■ **The request**
Copy out every line containing the word "xlabel".

■ **Records provided**
_____

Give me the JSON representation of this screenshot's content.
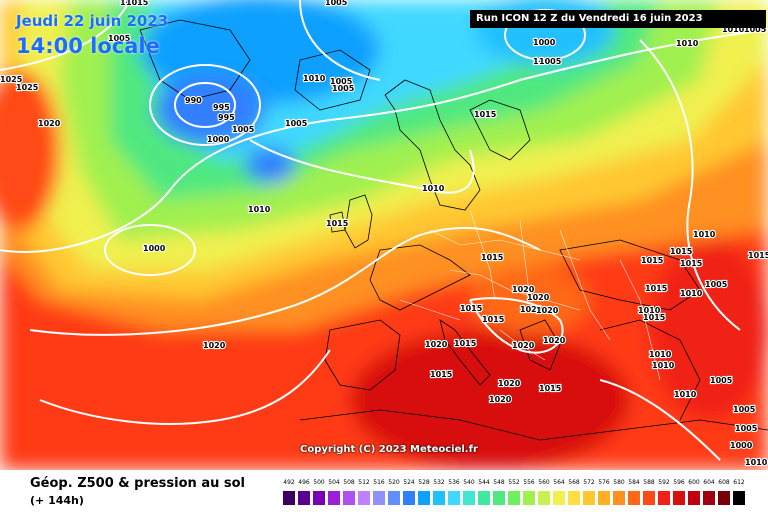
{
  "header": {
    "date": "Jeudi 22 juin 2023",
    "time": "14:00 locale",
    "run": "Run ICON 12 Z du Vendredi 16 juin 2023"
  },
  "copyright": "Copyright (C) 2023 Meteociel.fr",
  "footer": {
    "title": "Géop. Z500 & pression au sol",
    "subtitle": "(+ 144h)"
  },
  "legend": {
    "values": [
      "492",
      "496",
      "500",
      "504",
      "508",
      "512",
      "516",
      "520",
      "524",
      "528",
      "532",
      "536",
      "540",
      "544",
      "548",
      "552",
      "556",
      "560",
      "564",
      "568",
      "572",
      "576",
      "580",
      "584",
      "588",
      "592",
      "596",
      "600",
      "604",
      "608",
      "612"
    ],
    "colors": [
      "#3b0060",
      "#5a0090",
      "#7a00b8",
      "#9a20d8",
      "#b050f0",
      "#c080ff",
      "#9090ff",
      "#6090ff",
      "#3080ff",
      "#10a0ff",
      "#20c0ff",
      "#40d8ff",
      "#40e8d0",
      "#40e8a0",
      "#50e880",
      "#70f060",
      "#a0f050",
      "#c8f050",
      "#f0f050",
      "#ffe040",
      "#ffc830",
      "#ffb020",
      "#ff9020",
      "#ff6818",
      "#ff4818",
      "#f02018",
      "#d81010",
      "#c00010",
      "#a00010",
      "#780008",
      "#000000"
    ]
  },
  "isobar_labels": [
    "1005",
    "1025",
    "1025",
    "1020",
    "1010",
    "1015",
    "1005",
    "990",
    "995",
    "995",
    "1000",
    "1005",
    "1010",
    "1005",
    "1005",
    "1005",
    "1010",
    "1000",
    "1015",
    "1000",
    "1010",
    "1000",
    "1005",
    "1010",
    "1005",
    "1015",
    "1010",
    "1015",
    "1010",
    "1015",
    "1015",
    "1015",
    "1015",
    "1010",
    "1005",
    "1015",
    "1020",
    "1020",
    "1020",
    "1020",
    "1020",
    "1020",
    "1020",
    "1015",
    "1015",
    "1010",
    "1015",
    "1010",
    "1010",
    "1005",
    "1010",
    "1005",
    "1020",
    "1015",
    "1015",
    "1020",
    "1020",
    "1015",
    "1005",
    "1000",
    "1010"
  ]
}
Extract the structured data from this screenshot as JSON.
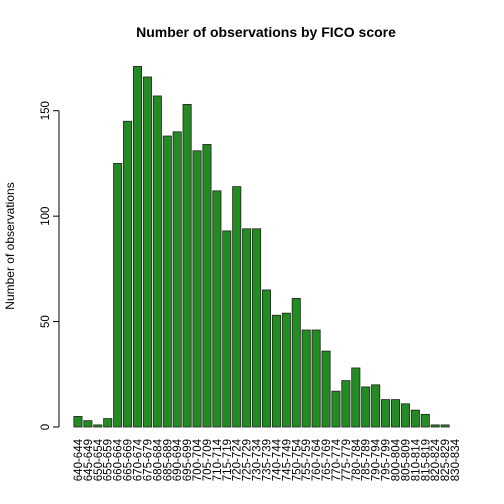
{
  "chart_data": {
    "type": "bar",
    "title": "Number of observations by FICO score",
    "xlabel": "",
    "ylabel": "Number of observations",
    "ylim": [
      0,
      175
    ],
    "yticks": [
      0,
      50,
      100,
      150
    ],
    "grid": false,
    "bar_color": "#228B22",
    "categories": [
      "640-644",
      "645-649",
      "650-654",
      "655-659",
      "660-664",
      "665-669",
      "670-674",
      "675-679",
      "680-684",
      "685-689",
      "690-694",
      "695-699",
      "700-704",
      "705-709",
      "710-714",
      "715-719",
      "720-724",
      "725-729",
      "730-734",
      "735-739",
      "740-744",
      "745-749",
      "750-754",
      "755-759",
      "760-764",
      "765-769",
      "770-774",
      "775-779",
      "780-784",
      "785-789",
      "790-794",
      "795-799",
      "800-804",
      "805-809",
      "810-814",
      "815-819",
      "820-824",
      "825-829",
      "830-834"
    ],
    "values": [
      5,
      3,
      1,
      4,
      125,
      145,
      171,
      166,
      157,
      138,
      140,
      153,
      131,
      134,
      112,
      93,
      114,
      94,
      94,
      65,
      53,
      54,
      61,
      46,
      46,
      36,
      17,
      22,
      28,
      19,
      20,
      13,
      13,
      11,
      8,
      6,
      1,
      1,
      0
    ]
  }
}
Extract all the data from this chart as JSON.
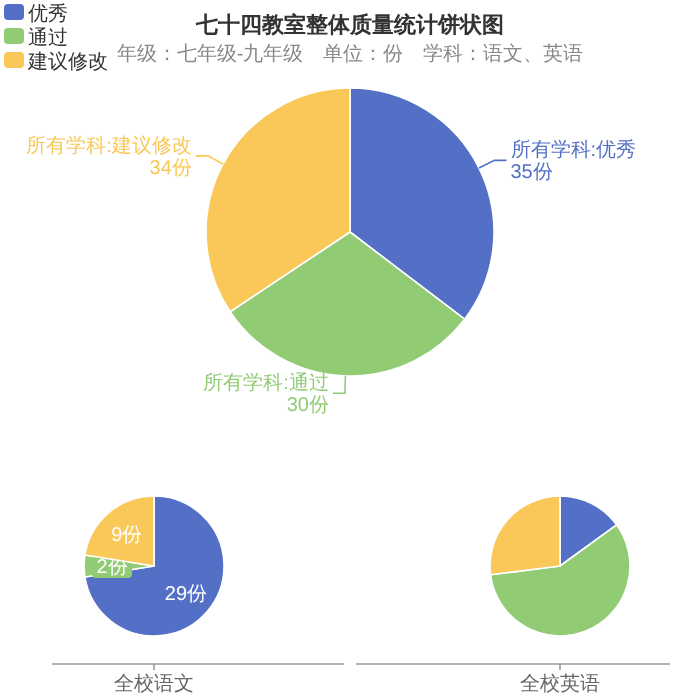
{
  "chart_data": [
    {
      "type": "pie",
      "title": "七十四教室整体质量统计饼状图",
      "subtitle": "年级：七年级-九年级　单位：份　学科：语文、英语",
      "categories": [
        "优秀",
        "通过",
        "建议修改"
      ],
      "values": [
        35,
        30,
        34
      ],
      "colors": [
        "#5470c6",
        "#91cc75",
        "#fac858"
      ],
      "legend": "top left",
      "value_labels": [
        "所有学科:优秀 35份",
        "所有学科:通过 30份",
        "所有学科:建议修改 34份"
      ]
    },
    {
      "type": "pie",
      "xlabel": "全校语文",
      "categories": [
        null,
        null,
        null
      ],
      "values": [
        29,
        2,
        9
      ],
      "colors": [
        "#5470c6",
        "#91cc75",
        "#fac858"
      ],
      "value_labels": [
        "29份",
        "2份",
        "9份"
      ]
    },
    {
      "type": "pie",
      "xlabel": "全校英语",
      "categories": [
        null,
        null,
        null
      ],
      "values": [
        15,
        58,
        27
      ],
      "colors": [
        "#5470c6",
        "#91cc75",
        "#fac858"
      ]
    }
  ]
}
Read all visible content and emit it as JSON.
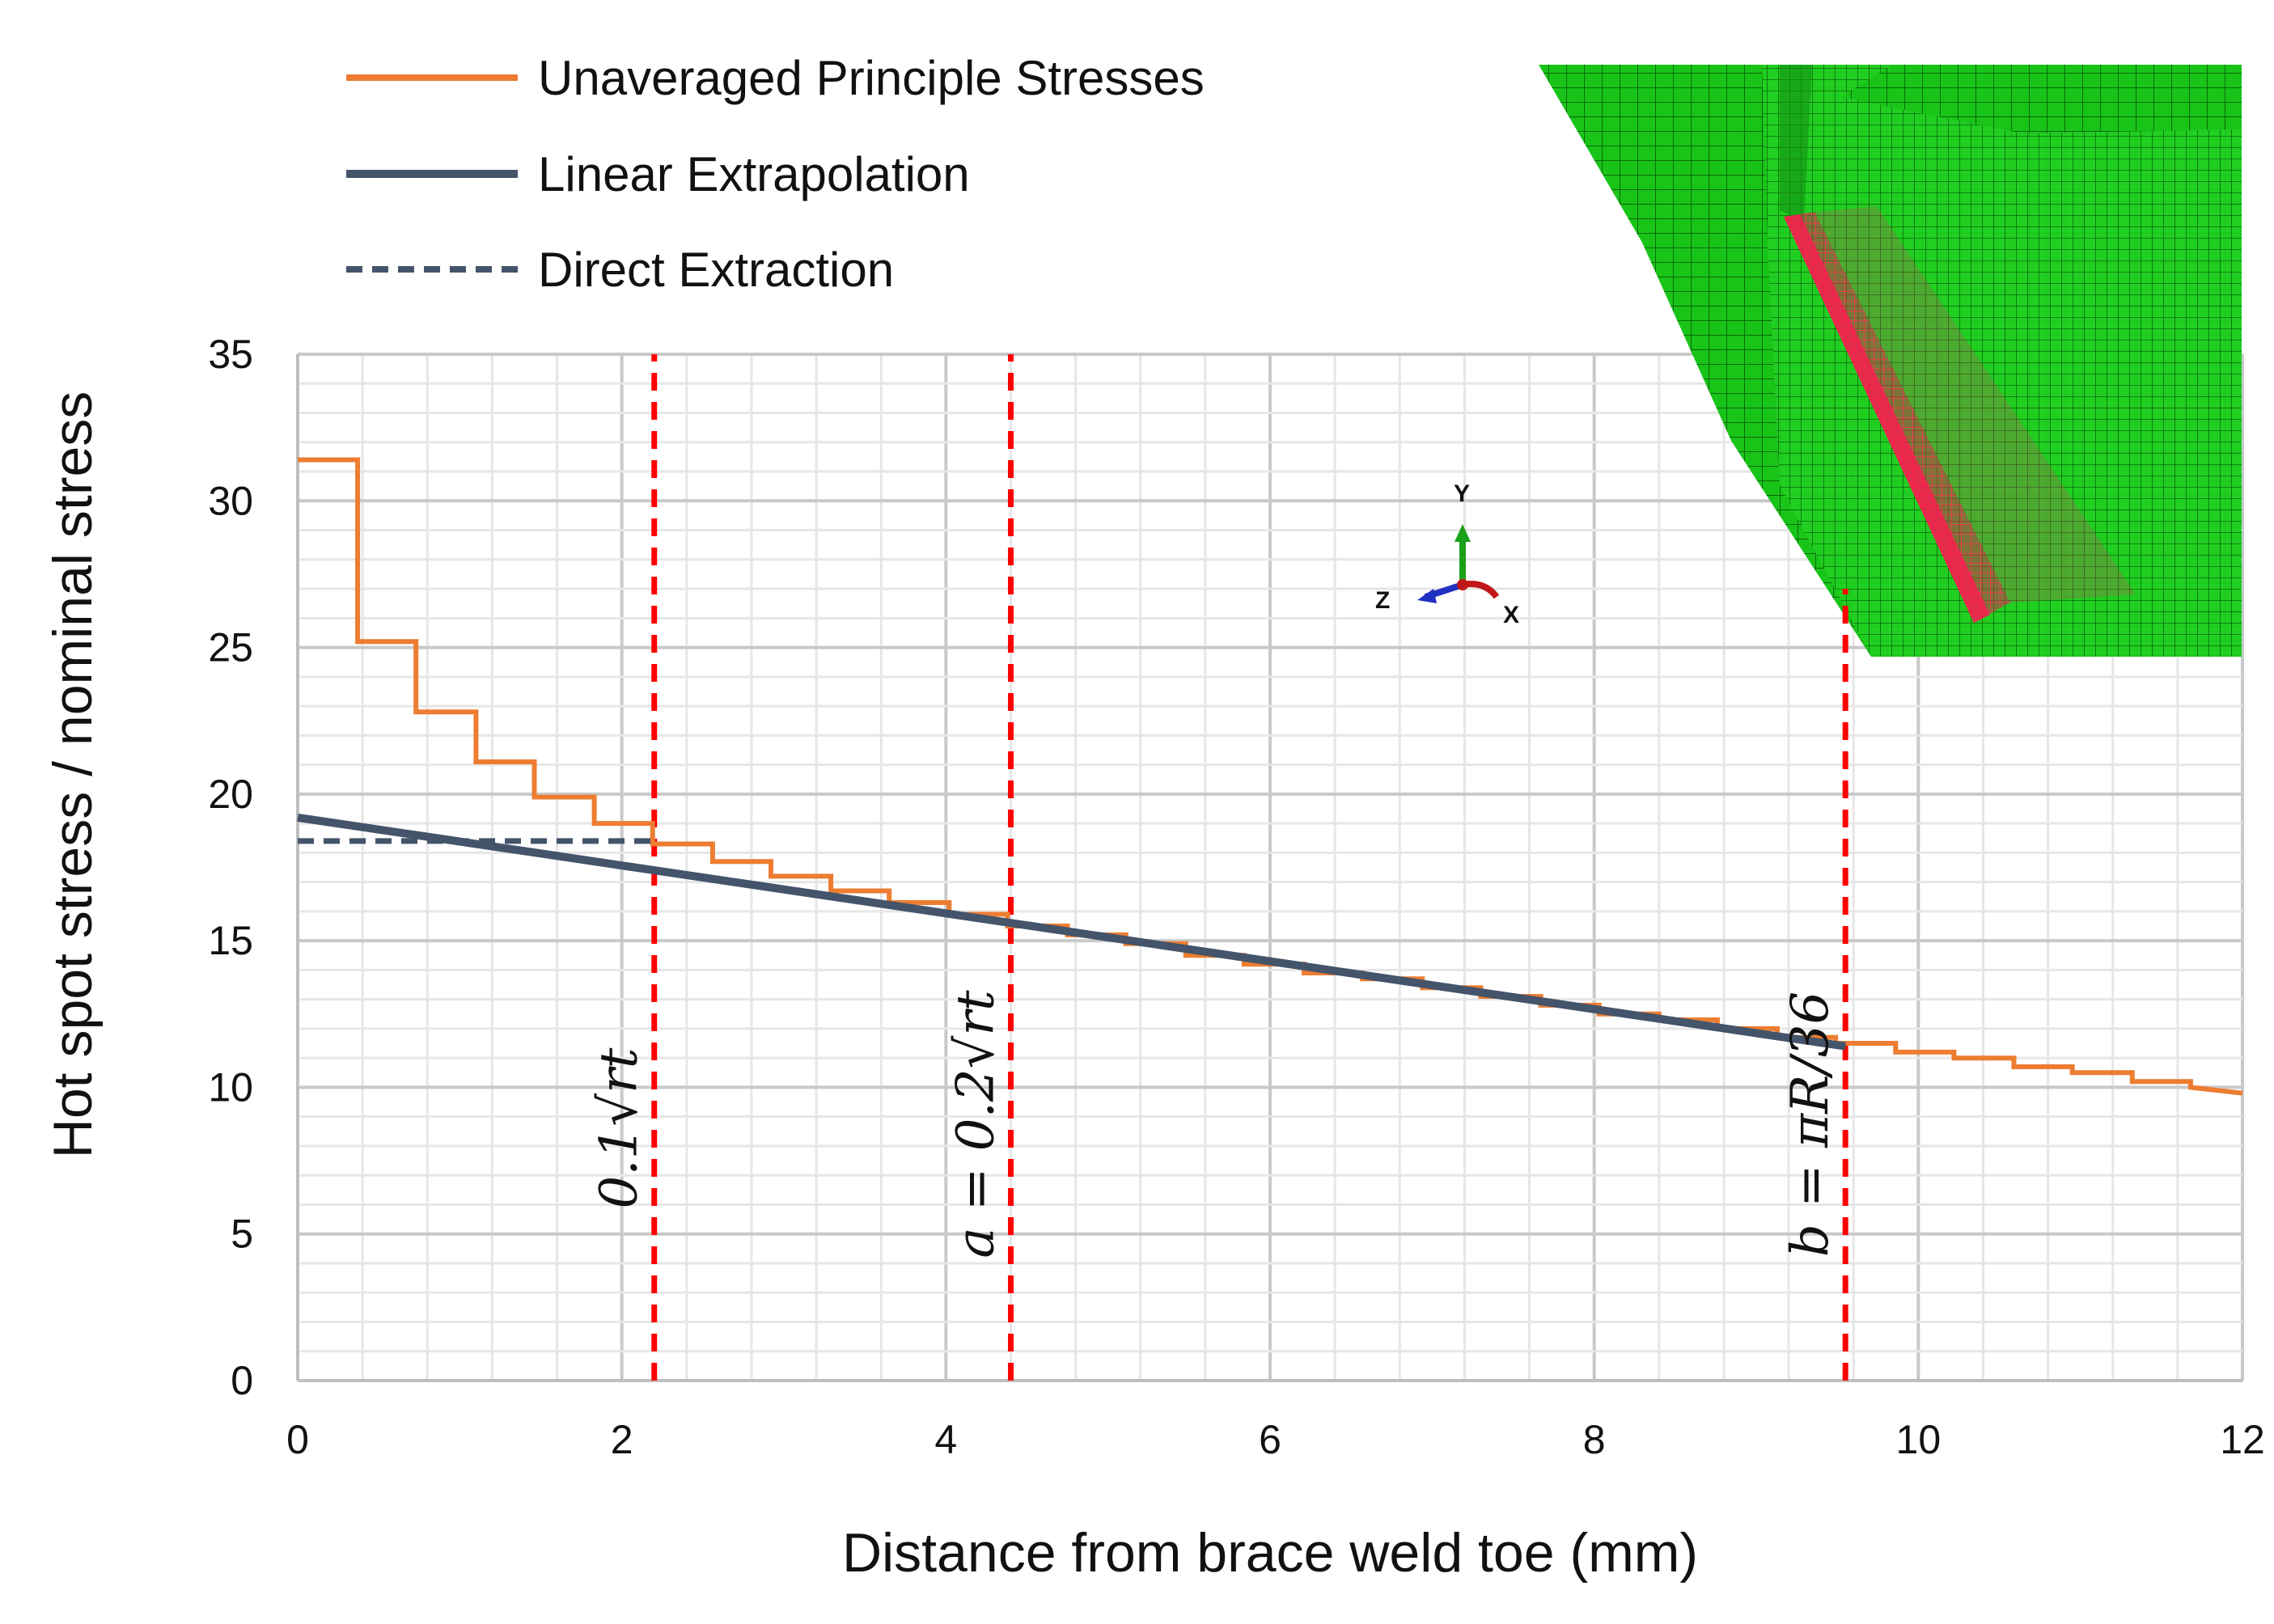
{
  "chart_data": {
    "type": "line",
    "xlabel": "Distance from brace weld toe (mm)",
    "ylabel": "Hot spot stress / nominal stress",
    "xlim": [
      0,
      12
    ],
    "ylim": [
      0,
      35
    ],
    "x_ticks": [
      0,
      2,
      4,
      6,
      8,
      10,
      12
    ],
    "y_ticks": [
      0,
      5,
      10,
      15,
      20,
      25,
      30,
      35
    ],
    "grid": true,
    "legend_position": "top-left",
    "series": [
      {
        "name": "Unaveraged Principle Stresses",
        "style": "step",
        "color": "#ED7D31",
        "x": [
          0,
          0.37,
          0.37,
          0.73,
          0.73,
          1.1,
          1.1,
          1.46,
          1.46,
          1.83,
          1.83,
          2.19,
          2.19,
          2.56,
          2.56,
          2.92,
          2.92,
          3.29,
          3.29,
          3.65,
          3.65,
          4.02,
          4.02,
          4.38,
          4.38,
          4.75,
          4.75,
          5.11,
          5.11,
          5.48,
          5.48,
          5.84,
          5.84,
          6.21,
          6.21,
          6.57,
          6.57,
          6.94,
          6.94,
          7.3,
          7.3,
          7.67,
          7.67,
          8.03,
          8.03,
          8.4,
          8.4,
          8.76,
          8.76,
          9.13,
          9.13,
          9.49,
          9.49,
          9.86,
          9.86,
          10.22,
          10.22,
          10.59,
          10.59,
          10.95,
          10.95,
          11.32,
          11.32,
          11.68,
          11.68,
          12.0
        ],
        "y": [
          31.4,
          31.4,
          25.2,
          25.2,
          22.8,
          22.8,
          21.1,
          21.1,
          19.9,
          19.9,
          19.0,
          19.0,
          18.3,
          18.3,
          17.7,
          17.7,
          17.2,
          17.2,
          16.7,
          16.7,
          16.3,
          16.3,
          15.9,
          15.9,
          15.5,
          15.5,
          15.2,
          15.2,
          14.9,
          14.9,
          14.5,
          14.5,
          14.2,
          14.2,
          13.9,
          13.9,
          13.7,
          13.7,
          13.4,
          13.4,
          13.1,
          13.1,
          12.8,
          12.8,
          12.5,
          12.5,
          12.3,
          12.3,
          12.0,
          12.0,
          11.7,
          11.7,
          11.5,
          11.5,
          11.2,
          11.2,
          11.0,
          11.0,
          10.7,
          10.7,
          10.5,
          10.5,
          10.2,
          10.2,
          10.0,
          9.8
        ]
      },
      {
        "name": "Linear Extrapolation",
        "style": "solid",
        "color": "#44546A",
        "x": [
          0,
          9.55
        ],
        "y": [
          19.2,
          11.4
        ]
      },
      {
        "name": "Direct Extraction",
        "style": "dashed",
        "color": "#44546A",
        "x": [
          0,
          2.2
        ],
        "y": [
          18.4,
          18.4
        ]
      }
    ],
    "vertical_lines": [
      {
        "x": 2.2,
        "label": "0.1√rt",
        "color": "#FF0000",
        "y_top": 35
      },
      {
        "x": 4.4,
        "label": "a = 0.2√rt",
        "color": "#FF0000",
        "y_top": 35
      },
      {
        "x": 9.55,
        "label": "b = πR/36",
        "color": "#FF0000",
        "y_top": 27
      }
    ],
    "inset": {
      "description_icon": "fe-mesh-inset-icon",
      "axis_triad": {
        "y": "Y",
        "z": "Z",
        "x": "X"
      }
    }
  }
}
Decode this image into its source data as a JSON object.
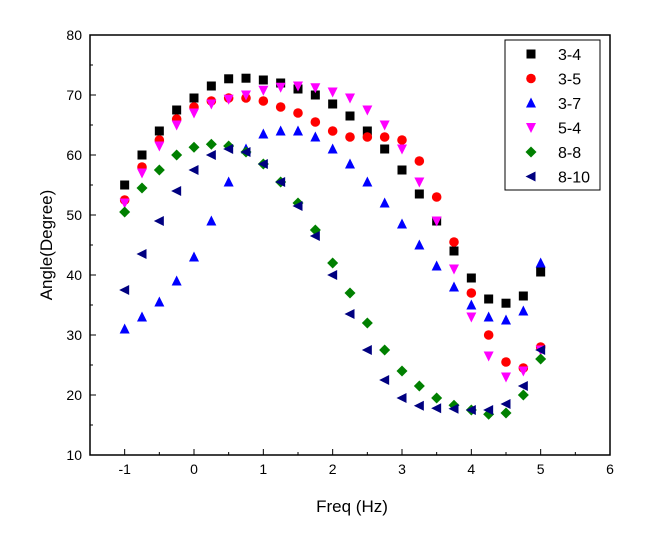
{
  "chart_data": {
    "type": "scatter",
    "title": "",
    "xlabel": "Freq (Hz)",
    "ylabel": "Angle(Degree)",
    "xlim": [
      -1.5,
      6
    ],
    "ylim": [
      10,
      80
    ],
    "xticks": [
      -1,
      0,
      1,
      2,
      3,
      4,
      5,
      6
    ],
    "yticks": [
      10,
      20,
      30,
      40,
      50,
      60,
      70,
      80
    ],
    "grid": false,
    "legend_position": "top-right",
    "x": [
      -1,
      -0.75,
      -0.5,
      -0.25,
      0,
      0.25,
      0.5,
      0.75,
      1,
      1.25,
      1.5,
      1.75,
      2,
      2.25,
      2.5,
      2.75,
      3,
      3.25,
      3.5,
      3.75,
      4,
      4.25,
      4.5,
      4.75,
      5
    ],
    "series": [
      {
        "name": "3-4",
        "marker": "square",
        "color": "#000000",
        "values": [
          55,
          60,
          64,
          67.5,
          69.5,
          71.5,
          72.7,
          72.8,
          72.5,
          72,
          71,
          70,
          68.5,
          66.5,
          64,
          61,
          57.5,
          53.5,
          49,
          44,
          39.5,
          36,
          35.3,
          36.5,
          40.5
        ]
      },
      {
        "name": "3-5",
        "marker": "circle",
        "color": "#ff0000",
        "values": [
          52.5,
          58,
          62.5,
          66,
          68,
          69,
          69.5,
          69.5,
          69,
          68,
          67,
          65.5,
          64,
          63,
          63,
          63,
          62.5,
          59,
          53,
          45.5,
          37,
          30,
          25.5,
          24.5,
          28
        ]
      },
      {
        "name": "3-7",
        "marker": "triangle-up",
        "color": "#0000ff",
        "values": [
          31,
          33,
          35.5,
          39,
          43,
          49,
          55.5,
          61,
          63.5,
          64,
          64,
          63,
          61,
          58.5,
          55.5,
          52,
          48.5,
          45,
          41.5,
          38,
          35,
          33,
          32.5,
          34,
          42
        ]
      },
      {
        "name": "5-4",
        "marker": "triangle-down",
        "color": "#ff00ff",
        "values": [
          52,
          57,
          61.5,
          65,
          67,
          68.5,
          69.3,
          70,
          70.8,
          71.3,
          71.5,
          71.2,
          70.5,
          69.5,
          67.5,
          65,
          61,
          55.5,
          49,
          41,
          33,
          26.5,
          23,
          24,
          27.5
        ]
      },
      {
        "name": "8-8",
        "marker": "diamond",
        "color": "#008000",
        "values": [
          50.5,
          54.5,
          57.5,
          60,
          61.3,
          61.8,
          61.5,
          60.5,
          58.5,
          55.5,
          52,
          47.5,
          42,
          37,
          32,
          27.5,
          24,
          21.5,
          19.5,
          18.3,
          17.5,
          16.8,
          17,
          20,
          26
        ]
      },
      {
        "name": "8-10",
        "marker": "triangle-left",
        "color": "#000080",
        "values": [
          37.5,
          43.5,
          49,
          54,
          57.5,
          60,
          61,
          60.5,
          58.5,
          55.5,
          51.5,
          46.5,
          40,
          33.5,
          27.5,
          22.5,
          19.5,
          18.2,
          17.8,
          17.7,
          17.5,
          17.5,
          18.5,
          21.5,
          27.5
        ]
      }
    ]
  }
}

_____

■ **Result of the exercise**
    "xlabel": "",
      "xlabel": "全校语文",
      "xlabel": "全校英语",
    "xlabel": "Distance from brace weld toe (mm)",
    "xlabel": "Freq (Hz)",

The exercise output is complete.